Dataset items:
....

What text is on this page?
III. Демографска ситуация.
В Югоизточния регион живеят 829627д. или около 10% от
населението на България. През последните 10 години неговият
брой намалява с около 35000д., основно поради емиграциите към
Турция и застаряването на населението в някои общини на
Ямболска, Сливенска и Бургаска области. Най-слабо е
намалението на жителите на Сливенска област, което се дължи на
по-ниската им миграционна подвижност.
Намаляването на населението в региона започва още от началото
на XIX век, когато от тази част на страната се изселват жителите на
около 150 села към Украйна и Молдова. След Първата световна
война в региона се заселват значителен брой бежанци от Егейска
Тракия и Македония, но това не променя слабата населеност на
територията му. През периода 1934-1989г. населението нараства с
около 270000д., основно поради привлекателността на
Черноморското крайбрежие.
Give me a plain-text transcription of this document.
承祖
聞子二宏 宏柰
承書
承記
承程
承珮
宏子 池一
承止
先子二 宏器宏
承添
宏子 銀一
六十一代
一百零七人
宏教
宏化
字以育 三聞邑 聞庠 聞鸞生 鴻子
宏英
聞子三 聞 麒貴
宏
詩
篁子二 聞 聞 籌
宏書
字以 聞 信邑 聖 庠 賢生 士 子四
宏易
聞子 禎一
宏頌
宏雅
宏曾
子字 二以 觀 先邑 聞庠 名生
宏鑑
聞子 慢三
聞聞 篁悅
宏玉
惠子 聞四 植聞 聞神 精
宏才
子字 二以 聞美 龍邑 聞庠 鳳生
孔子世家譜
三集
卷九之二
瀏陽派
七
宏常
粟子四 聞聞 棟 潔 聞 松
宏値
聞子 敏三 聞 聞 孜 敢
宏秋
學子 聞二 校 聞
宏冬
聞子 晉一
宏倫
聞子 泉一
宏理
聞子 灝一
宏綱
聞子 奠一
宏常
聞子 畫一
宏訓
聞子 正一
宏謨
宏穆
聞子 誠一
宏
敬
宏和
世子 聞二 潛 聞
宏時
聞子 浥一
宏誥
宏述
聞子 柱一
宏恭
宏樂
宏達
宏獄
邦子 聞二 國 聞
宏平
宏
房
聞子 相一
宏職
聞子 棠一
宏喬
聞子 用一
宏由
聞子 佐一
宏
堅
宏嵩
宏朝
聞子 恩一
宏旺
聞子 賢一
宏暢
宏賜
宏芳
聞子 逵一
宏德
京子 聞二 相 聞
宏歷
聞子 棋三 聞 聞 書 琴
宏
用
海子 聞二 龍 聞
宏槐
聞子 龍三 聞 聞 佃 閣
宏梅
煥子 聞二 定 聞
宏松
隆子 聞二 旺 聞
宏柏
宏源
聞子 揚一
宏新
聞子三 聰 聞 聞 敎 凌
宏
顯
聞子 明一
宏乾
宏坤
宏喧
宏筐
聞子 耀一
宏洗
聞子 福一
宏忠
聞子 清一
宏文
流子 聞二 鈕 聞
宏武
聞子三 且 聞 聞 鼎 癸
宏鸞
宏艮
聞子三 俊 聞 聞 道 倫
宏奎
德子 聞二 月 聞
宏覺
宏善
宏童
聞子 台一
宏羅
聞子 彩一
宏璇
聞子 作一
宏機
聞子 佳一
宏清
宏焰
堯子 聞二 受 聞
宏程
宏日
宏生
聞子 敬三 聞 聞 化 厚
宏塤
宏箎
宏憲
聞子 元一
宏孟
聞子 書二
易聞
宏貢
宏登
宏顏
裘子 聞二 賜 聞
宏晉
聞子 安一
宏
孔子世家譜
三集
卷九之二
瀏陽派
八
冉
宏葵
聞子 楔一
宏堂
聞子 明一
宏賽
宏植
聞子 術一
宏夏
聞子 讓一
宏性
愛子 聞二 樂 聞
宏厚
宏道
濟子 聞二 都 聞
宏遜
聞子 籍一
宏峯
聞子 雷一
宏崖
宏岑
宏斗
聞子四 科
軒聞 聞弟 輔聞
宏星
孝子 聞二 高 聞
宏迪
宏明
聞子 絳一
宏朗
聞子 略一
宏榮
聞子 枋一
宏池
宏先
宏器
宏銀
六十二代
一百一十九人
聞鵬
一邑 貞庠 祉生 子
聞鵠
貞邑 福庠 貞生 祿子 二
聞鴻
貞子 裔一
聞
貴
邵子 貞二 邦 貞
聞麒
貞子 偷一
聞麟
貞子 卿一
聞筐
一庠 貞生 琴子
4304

....

Directions for this task: Give nothing but the number of lines containing the string "поради".

Output for this exercise: 2